--- begin ---

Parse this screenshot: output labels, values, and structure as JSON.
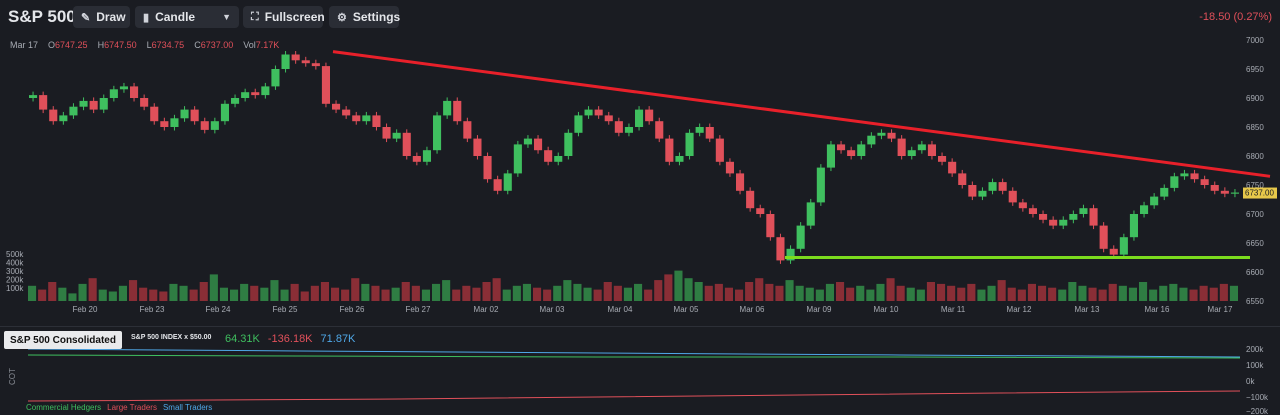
{
  "toolbar": {
    "title": "S&P 500",
    "draw_label": "Draw",
    "chart_type_label": "Candle",
    "fullscreen_label": "Fullscreen",
    "settings_label": "Settings",
    "change_text": "-18.50 (0.27%)"
  },
  "ohlc": {
    "date": "Mar 17",
    "open_key": "O",
    "open": "6747.25",
    "high_key": "H",
    "high": "6747.50",
    "low_key": "L",
    "low": "6734.75",
    "close_key": "C",
    "close": "6737.00",
    "vol_key": "Vol",
    "vol": "7.17K"
  },
  "price_axis": {
    "ticks": [
      "7000",
      "6950",
      "6900",
      "6850",
      "6800",
      "6750",
      "6700",
      "6650",
      "6600",
      "6550"
    ],
    "current_price_label": "6737.00"
  },
  "volume_axis": {
    "ticks": [
      "500k",
      "400k",
      "300k",
      "200k",
      "100k"
    ]
  },
  "date_axis": {
    "labels": [
      "Feb 20",
      "Feb 23",
      "Feb 24",
      "Feb 25",
      "Feb 26",
      "Feb 27",
      "Mar 02",
      "Mar 03",
      "Mar 04",
      "Mar 05",
      "Mar 06",
      "Mar 09",
      "Mar 10",
      "Mar 11",
      "Mar 12",
      "Mar 13",
      "Mar 16",
      "Mar 17"
    ]
  },
  "cot": {
    "panel_label": "S&P 500 Consolidated",
    "sub_label": "S&P 500 INDEX x $50.00",
    "commercial_value": "64.31K",
    "large_value": "-136.18K",
    "small_value": "71.87K",
    "side_label": "COT",
    "axis_ticks": [
      "200k",
      "100k",
      "0k",
      "−100k",
      "−200k"
    ],
    "legend": {
      "commercial": "Commercial Hedgers",
      "large": "Large Traders",
      "small": "Small Traders"
    }
  },
  "colors": {
    "up": "#3fbf5f",
    "down": "#e0505a",
    "trend": "#e8202a",
    "support": "#7cdc1e",
    "price_tag": "#e7c84a"
  },
  "chart_data": {
    "type": "candlestick",
    "ylim": [
      6550,
      7000
    ],
    "x": [
      "Feb 20",
      "Feb 23",
      "Feb 24",
      "Feb 25",
      "Feb 26",
      "Feb 27",
      "Mar 02",
      "Mar 03",
      "Mar 04",
      "Mar 05",
      "Mar 06",
      "Mar 09",
      "Mar 10",
      "Mar 11",
      "Mar 12",
      "Mar 13",
      "Mar 16",
      "Mar 17"
    ],
    "close_path": [
      6905,
      6880,
      6860,
      6870,
      6885,
      6895,
      6880,
      6900,
      6915,
      6920,
      6900,
      6885,
      6860,
      6850,
      6865,
      6880,
      6860,
      6845,
      6860,
      6890,
      6900,
      6910,
      6905,
      6920,
      6950,
      6975,
      6965,
      6960,
      6955,
      6890,
      6880,
      6870,
      6860,
      6870,
      6850,
      6830,
      6840,
      6800,
      6790,
      6810,
      6870,
      6895,
      6860,
      6830,
      6800,
      6760,
      6740,
      6770,
      6820,
      6830,
      6810,
      6790,
      6800,
      6840,
      6870,
      6880,
      6870,
      6860,
      6840,
      6850,
      6880,
      6860,
      6830,
      6790,
      6800,
      6840,
      6850,
      6830,
      6790,
      6770,
      6740,
      6710,
      6700,
      6660,
      6620,
      6640,
      6680,
      6720,
      6780,
      6820,
      6810,
      6800,
      6820,
      6835,
      6840,
      6830,
      6800,
      6810,
      6820,
      6800,
      6790,
      6770,
      6750,
      6730,
      6740,
      6755,
      6740,
      6720,
      6710,
      6700,
      6690,
      6680,
      6690,
      6700,
      6710,
      6680,
      6640,
      6630,
      6660,
      6700,
      6715,
      6730,
      6745,
      6765,
      6770,
      6760,
      6750,
      6740,
      6735,
      6737
    ],
    "volume_path": [
      40,
      30,
      50,
      35,
      20,
      45,
      60,
      30,
      25,
      40,
      55,
      35,
      30,
      25,
      45,
      40,
      30,
      50,
      70,
      35,
      30,
      45,
      40,
      35,
      55,
      30,
      45,
      25,
      40,
      50,
      35,
      30,
      60,
      45,
      40,
      30,
      35,
      50,
      40,
      30,
      45,
      55,
      30,
      40,
      35,
      50,
      60,
      30,
      40,
      45,
      35,
      30,
      40,
      55,
      45,
      35,
      30,
      50,
      40,
      35,
      45,
      30,
      55,
      70,
      80,
      60,
      50,
      40,
      45,
      35,
      30,
      50,
      60,
      45,
      40,
      55,
      40,
      35,
      30,
      45,
      50,
      35,
      40,
      30,
      45,
      60,
      40,
      35,
      30,
      50,
      45,
      40,
      35,
      45,
      30,
      40,
      55,
      35,
      30,
      45,
      40,
      35,
      30,
      50,
      40,
      35,
      30,
      45,
      40,
      35,
      50,
      30,
      40,
      45,
      35,
      30,
      40,
      35,
      45,
      40
    ],
    "trendline": {
      "label": "",
      "from": [
        "Feb 26",
        6980
      ],
      "to": [
        "Mar 17",
        6765
      ]
    },
    "support_line": {
      "label": "",
      "from": [
        "Mar 06",
        6625
      ],
      "to": [
        "Mar 17",
        6625
      ]
    },
    "grid": false
  }
}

--- end ---

== What the exercise asks ==
Pictures are to be left out; all else in the entries above is to be quoted exactly.

== Problem solution ==
Parse this screenshot: output labels, values, and structure as JSON.
{
  "toolbar": {
    "title": "S&P 500",
    "draw_label": "Draw",
    "chart_type_label": "Candle",
    "fullscreen_label": "Fullscreen",
    "settings_label": "Settings",
    "change_text": "-18.50 (0.27%)"
  },
  "ohlc": {
    "date": "Mar 17",
    "open_key": "O",
    "open": "6747.25",
    "high_key": "H",
    "high": "6747.50",
    "low_key": "L",
    "low": "6734.75",
    "close_key": "C",
    "close": "6737.00",
    "vol_key": "Vol",
    "vol": "7.17K"
  },
  "price_axis": {
    "ticks": [
      "7000",
      "6950",
      "6900",
      "6850",
      "6800",
      "6750",
      "6700",
      "6650",
      "6600",
      "6550"
    ],
    "current_price_label": "6737.00"
  },
  "volume_axis": {
    "ticks": [
      "500k",
      "400k",
      "300k",
      "200k",
      "100k"
    ]
  },
  "date_axis": {
    "labels": [
      "Feb 20",
      "Feb 23",
      "Feb 24",
      "Feb 25",
      "Feb 26",
      "Feb 27",
      "Mar 02",
      "Mar 03",
      "Mar 04",
      "Mar 05",
      "Mar 06",
      "Mar 09",
      "Mar 10",
      "Mar 11",
      "Mar 12",
      "Mar 13",
      "Mar 16",
      "Mar 17"
    ]
  },
  "cot": {
    "panel_label": "S&P 500 Consolidated",
    "sub_label": "S&P 500 INDEX x $50.00",
    "commercial_value": "64.31K",
    "large_value": "-136.18K",
    "small_value": "71.87K",
    "side_label": "COT",
    "axis_ticks": [
      "200k",
      "100k",
      "0k",
      "−100k",
      "−200k"
    ],
    "legend": {
      "commercial": "Commercial Hedgers",
      "large": "Large Traders",
      "small": "Small Traders"
    }
  },
  "colors": {
    "up": "#3fbf5f",
    "down": "#e0505a",
    "trend": "#e8202a",
    "support": "#7cdc1e",
    "price_tag": "#e7c84a"
  },
  "chart_data": {
    "type": "candlestick",
    "ylim": [
      6550,
      7000
    ],
    "x": [
      "Feb 20",
      "Feb 23",
      "Feb 24",
      "Feb 25",
      "Feb 26",
      "Feb 27",
      "Mar 02",
      "Mar 03",
      "Mar 04",
      "Mar 05",
      "Mar 06",
      "Mar 09",
      "Mar 10",
      "Mar 11",
      "Mar 12",
      "Mar 13",
      "Mar 16",
      "Mar 17"
    ],
    "close_path": [
      6905,
      6880,
      6860,
      6870,
      6885,
      6895,
      6880,
      6900,
      6915,
      6920,
      6900,
      6885,
      6860,
      6850,
      6865,
      6880,
      6860,
      6845,
      6860,
      6890,
      6900,
      6910,
      6905,
      6920,
      6950,
      6975,
      6965,
      6960,
      6955,
      6890,
      6880,
      6870,
      6860,
      6870,
      6850,
      6830,
      6840,
      6800,
      6790,
      6810,
      6870,
      6895,
      6860,
      6830,
      6800,
      6760,
      6740,
      6770,
      6820,
      6830,
      6810,
      6790,
      6800,
      6840,
      6870,
      6880,
      6870,
      6860,
      6840,
      6850,
      6880,
      6860,
      6830,
      6790,
      6800,
      6840,
      6850,
      6830,
      6790,
      6770,
      6740,
      6710,
      6700,
      6660,
      6620,
      6640,
      6680,
      6720,
      6780,
      6820,
      6810,
      6800,
      6820,
      6835,
      6840,
      6830,
      6800,
      6810,
      6820,
      6800,
      6790,
      6770,
      6750,
      6730,
      6740,
      6755,
      6740,
      6720,
      6710,
      6700,
      6690,
      6680,
      6690,
      6700,
      6710,
      6680,
      6640,
      6630,
      6660,
      6700,
      6715,
      6730,
      6745,
      6765,
      6770,
      6760,
      6750,
      6740,
      6735,
      6737
    ],
    "volume_path": [
      40,
      30,
      50,
      35,
      20,
      45,
      60,
      30,
      25,
      40,
      55,
      35,
      30,
      25,
      45,
      40,
      30,
      50,
      70,
      35,
      30,
      45,
      40,
      35,
      55,
      30,
      45,
      25,
      40,
      50,
      35,
      30,
      60,
      45,
      40,
      30,
      35,
      50,
      40,
      30,
      45,
      55,
      30,
      40,
      35,
      50,
      60,
      30,
      40,
      45,
      35,
      30,
      40,
      55,
      45,
      35,
      30,
      50,
      40,
      35,
      45,
      30,
      55,
      70,
      80,
      60,
      50,
      40,
      45,
      35,
      30,
      50,
      60,
      45,
      40,
      55,
      40,
      35,
      30,
      45,
      50,
      35,
      40,
      30,
      45,
      60,
      40,
      35,
      30,
      50,
      45,
      40,
      35,
      45,
      30,
      40,
      55,
      35,
      30,
      45,
      40,
      35,
      30,
      50,
      40,
      35,
      30,
      45,
      40,
      35,
      50,
      30,
      40,
      45,
      35,
      30,
      40,
      35,
      45,
      40
    ],
    "trendline": {
      "label": "",
      "from": [
        "Feb 26",
        6980
      ],
      "to": [
        "Mar 17",
        6765
      ]
    },
    "support_line": {
      "label": "",
      "from": [
        "Mar 06",
        6625
      ],
      "to": [
        "Mar 17",
        6625
      ]
    },
    "grid": false
  }
}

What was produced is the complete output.